** Begin PASSAGE TO READ **

Almighty God, the most good and beneficent maker, gracious Lord, and merciful preserver of all things, infuse into their hearts those heavenly graces of meekness, patience, and benignity; grant us and his whole church, and all his creation to serve him quietly here, and a blissful rest to praise and magnify him for ever.

THE CHRISTIAN.*

An honest Pagan historian saith of the christian profession, that “nil nisi justum suadet et lene;" the which is a true, though not full character thereof. It enjoineth us that we should sincerely and tenderly love one another, should earnestly desire and delight in each other's good, should heartily sympathize with all the evils and sorrows of our brethren, should be ready to yield them all the help and comfort we are able, being willing to part with our substance, our ease, our pleasure for their benefit or succour; not confining this our charity to any sort of men, particularly related or affected towards us, but, in conformity to our heavenly Father's boundless goodness, extending it to all; that we should mutually bear one another's burthens, and bear with one another's infirmities, mildly resent and freely remit all injuries, all discourtesies done unto us, retaining no grudge in our hearts, executing no revenge, but requiting them with good wishes and good deeds. It chargeth us to be quiet and orderly in our stations, diligent in our calling, veracious in our words, upright in our dealings, observant in our relations, obedient and respectful towards our superiors, meek and gentle to our inferiors; modest and lowly, ingenuous and compliant in our conversation, candid and benign in our censures, innocent and inoffensive, yea courteous and obliging in all our behaviour towards all persons. It commandeth us to root out of our hearts all spite and rancour, and malignity, all pride and haughtiness, all evil suspicion and jealousy; to restrain our tongue from all slander, all detraction, all reviling, all bitter and harsh language; to banish from our practice whatever may injure, may hurt, may needlessly

* Serm. xvi. vol. 2.

** End PASSAGE TO READ **

● WRITTEN TASK A
Answer these questions from the passage on the Christian:
(i) Which graces does the opening prayer ask God to infuse into their hearts?
(ii) Who does the passage say gave a character of the christian profession?
(iii) How should we behave toward our inferiors, according to the passage?

** Begin DATA **

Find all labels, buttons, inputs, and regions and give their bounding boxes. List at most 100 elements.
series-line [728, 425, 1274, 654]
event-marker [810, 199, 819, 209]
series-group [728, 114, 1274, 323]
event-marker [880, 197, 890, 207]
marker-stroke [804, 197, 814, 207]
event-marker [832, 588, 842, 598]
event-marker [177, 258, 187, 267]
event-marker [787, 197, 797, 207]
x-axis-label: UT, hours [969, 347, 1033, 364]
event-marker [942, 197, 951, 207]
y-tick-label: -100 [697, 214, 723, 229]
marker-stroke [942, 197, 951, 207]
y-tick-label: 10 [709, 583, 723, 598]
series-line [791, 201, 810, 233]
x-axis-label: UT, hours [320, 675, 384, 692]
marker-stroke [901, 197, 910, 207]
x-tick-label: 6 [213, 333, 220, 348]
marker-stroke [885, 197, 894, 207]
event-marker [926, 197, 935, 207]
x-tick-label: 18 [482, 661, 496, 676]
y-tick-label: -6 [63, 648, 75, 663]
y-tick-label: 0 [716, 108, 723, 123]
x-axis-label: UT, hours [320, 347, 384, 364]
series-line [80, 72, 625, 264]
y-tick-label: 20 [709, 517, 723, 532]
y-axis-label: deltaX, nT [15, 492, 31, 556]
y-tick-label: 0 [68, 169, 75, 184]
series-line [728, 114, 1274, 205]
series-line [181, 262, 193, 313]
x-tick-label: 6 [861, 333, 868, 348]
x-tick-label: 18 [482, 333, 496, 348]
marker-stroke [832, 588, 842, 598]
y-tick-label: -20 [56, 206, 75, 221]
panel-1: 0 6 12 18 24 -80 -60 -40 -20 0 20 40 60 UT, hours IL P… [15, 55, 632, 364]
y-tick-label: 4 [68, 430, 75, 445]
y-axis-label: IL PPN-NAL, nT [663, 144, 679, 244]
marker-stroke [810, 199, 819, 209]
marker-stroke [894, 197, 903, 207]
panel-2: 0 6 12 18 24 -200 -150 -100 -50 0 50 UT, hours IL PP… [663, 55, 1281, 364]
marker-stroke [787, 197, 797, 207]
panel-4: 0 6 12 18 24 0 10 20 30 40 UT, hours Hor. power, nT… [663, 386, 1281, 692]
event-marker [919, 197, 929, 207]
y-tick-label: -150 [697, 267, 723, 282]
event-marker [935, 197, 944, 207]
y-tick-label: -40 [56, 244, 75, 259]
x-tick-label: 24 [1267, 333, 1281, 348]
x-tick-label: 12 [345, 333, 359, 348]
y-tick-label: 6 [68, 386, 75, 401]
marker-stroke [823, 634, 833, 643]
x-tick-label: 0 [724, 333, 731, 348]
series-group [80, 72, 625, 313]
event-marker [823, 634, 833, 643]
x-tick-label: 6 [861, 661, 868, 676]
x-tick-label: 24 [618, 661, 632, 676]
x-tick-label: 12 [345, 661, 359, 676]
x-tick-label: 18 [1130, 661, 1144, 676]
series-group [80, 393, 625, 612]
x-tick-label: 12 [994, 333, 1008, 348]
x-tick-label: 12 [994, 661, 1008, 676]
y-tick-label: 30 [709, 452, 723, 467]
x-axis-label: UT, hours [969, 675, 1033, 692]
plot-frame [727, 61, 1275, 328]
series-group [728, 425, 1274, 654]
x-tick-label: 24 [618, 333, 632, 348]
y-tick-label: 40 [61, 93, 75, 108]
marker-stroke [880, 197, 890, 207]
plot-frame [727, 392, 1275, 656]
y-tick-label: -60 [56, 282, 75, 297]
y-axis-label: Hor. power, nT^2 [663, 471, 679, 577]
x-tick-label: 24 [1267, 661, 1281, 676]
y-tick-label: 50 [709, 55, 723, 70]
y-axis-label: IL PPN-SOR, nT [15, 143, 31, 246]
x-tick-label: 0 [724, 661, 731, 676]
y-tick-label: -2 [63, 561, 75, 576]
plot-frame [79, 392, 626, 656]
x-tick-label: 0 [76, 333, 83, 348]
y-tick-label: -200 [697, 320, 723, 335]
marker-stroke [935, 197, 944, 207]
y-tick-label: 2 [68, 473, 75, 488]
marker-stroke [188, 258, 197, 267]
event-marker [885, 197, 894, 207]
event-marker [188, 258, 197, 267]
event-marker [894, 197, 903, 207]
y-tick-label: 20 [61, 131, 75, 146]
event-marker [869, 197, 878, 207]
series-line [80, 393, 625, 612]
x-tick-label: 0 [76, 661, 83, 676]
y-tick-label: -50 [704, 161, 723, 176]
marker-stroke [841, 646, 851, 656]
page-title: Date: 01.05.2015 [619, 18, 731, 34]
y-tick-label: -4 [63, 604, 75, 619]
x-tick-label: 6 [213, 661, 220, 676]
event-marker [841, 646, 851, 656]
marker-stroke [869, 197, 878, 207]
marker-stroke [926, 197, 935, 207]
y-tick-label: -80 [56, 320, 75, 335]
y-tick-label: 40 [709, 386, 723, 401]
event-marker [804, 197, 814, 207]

** End DATA **

● WRITTEN TASK B
Echo the listing word for word, starting with its first line and going on through the line that contains "marker-stroke [810, 199, 819, 209]".

● EXERCISE SOLUTION A
(i) Meekness, patience, and benignity.
(ii) An honest Pagan historian.
(iii) Meek and gentle.

● EXERCISE SOLUTION B
Find all labels, buttons, inputs, and regions and give their bounding boxes. List at most 100 elements.
series-line [728, 425, 1274, 654]
event-marker [810, 199, 819, 209]
series-group [728, 114, 1274, 323]
event-marker [880, 197, 890, 207]
marker-stroke [804, 197, 814, 207]
event-marker [832, 588, 842, 598]
event-marker [177, 258, 187, 267]
event-marker [787, 197, 797, 207]
x-axis-label: UT, hours [969, 347, 1033, 364]
event-marker [942, 197, 951, 207]
y-tick-label: -100 [697, 214, 723, 229]
marker-stroke [942, 197, 951, 207]
y-tick-label: 10 [709, 583, 723, 598]
series-line [791, 201, 810, 233]
x-axis-label: UT, hours [320, 675, 384, 692]
marker-stroke [901, 197, 910, 207]
x-tick-label: 6 [213, 333, 220, 348]
marker-stroke [885, 197, 894, 207]
event-marker [926, 197, 935, 207]
x-tick-label: 18 [482, 661, 496, 676]
y-tick-label: -6 [63, 648, 75, 663]
y-tick-label: 0 [716, 108, 723, 123]
x-axis-label: UT, hours [320, 347, 384, 364]
series-line [80, 72, 625, 264]
y-tick-label: 20 [709, 517, 723, 532]
y-axis-label: deltaX, nT [15, 492, 31, 556]
y-tick-label: 0 [68, 169, 75, 184]
series-line [728, 114, 1274, 205]
series-line [181, 262, 193, 313]
x-tick-label: 6 [861, 333, 868, 348]
x-tick-label: 18 [482, 333, 496, 348]
marker-stroke [832, 588, 842, 598]
y-tick-label: -20 [56, 206, 75, 221]
panel-1: 0 6 12 18 24 -80 -60 -40 -20 0 20 40 60 UT, hours IL P… [15, 55, 632, 364]
y-tick-label: 4 [68, 430, 75, 445]
y-axis-label: IL PPN-NAL, nT [663, 144, 679, 244]
marker-stroke [810, 199, 819, 209]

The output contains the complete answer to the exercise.